:: Provided records

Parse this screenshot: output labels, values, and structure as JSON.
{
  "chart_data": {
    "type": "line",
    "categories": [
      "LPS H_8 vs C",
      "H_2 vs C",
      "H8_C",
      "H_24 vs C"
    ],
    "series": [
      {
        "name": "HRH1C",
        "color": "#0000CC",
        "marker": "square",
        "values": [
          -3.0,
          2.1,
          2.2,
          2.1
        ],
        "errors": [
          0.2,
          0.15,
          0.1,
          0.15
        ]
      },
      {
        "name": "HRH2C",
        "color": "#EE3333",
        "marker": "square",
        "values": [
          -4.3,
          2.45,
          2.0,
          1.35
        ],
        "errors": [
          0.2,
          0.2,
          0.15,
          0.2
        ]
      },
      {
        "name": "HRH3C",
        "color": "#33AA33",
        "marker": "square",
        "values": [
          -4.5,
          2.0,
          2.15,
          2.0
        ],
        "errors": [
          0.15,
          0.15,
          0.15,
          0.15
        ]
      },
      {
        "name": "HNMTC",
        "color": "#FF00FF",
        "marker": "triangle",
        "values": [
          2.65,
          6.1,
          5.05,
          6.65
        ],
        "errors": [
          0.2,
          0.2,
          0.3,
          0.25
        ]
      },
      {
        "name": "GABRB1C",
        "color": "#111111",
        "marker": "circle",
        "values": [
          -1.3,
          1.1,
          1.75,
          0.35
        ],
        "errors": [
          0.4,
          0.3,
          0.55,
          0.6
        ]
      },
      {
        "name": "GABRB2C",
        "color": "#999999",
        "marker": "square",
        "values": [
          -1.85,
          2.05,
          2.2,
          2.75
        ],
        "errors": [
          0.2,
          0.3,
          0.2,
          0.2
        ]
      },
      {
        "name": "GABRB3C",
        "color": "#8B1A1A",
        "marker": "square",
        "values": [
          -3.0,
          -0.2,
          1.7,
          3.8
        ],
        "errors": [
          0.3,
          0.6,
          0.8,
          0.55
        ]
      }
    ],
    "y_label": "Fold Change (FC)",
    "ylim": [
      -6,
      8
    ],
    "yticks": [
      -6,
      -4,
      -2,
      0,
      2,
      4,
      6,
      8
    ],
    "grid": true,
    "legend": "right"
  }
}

::::

Using the records above, list each line that includes "color".

        "color": "#0000CC",
        "color": "#EE3333",
        "color": "#33AA33",
        "color": "#FF00FF",
        "color": "#111111",
        "color": "#999999",
        "color": "#8B1A1A",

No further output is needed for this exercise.